#### Required work:
Produce an exact copy of all the records.
·····
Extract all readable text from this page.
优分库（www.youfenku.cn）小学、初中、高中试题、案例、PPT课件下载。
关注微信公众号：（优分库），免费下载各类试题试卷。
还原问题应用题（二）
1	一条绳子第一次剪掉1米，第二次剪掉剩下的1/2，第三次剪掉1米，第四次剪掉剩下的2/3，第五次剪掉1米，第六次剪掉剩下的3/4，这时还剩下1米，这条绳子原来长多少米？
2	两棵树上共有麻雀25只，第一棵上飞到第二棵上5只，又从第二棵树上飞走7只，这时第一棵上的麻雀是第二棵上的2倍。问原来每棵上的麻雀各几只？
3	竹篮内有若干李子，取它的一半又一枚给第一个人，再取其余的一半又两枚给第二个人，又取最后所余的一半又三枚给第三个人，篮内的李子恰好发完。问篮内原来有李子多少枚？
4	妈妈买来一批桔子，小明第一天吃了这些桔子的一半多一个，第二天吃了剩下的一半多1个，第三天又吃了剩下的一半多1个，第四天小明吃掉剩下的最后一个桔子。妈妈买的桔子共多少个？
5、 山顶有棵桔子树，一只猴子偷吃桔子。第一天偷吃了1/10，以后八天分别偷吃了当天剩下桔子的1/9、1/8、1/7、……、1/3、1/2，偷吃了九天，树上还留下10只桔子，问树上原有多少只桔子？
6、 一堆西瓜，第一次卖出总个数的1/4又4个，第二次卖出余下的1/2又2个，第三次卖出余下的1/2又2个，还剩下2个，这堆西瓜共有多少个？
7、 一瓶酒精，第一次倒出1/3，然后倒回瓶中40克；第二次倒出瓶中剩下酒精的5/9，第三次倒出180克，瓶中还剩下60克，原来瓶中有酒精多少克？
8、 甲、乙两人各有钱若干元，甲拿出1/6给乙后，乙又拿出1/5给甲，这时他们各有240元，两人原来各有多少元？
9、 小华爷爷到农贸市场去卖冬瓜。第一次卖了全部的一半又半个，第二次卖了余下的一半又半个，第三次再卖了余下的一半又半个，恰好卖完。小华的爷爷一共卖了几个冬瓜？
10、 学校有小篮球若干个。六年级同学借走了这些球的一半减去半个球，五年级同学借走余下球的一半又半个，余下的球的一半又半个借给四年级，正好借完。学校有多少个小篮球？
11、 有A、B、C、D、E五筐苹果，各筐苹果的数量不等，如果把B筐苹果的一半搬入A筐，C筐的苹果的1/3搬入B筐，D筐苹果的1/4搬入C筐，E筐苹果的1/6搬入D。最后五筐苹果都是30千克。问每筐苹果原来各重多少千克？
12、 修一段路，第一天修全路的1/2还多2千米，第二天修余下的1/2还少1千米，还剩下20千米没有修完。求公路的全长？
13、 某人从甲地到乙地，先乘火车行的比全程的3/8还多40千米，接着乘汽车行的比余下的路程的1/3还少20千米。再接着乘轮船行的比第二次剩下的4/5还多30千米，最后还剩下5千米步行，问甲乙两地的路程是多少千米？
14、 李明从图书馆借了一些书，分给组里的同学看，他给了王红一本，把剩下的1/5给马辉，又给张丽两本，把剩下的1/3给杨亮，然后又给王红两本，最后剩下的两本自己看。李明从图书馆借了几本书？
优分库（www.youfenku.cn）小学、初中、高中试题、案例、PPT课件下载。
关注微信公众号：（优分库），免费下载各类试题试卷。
·····
#### Exercise solution:
Extract all readable text from this page.
优分库（www.youfenku.cn）小学、初中、高中试题、案例、PPT课件下载。
关注微信公众号：（优分库），免费下载各类试题试卷。
还原问题应用题（二）
1	一条绳子第一次剪掉1米，第二次剪掉剩下的1/2，第三次剪掉1米，第四次剪掉剩下的2/3，第五次剪掉1米，第六次剪掉剩下的3/4，这时还剩下1米，这条绳子原来长多少米？
2	两棵树上共有麻雀25只，第一棵上飞到第二棵上5只，又从第二棵树上飞走7只，这时第一棵上的麻雀是第二棵上的2倍。问原来每棵上的麻雀各几只？
3	竹篮内有若干李子，取它的一半又一枚给第一个人，再取其余的一半又两枚给第二个人，又取最后所余的一半又三枚给第三个人，篮内的李子恰好发完。问篮内原来有李子多少枚？
4	妈妈买来一批桔子，小明第一天吃了这些桔子的一半多一个，第二天吃了剩下的一半多1个，第三天又吃了剩下的一半多1个，第四天小明吃掉剩下的最后一个桔子。妈妈买的桔子共多少个？
5、 山顶有棵桔子树，一只猴子偷吃桔子。第一天偷吃了1/10，以后八天分别偷吃了当天剩下桔子的1/9、1/8、1/7、……、1/3、1/2，偷吃了九天，树上还留下10只桔子，问树上原有多少只桔子？
6、 一堆西瓜，第一次卖出总个数的1/4又4个，第二次卖出余下的1/2又2个，第三次卖出余下的1/2又2个，还剩下2个，这堆西瓜共有多少个？
7、 一瓶酒精，第一次倒出1/3，然后倒回瓶中40克；第二次倒出瓶中剩下酒精的5/9，第三次倒出180克，瓶中还剩下60克，原来瓶中有酒精多少克？
8、 甲、乙两人各有钱若干元，甲拿出1/6给乙后，乙又拿出1/5给甲，这时他们各有240元，两人原来各有多少元？
9、 小华爷爷到农贸市场去卖冬瓜。第一次卖了全部的一半又半个，第二次卖了余下的一半又半个，第三次再卖了余下的一半又半个，恰好卖完。小华的爷爷一共卖了几个冬瓜？
10、 学校有小篮球若干个。六年级同学借走了这些球的一半减去半个球，五年级同学借走余下球的一半又半个，余下的球的一半又半个借给四年级，正好借完。学校有多少个小篮球？
11、 有A、B、C、D、E五筐苹果，各筐苹果的数量不等，如果把B筐苹果的一半搬入A筐，C筐的苹果的1/3搬入B筐，D筐苹果的1/4搬入C筐，E筐苹果的1/6搬入D。最后五筐苹果都是30千克。问每筐苹果原来各重多少千克？
12、 修一段路，第一天修全路的1/2还多2千米，第二天修余下的1/2还少1千米，还剩下20千米没有修完。求公路的全长？
13、 某人从甲地到乙地，先乘火车行的比全程的3/8还多40千米，接着乘汽车行的比余下的路程的1/3还少20千米。再接着乘轮船行的比第二次剩下的4/5还多30千米，最后还剩下5千米步行，问甲乙两地的路程是多少千米？
14、 李明从图书馆借了一些书，分给组里的同学看，他给了王红一本，把剩下的1/5给马辉，又给张丽两本，把剩下的1/3给杨亮，然后又给王红两本，最后剩下的两本自己看。李明从图书馆借了几本书？
优分库（www.youfenku.cn）小学、初中、高中试题、案例、PPT课件下载。
关注微信公众号：（优分库），免费下载各类试题试卷。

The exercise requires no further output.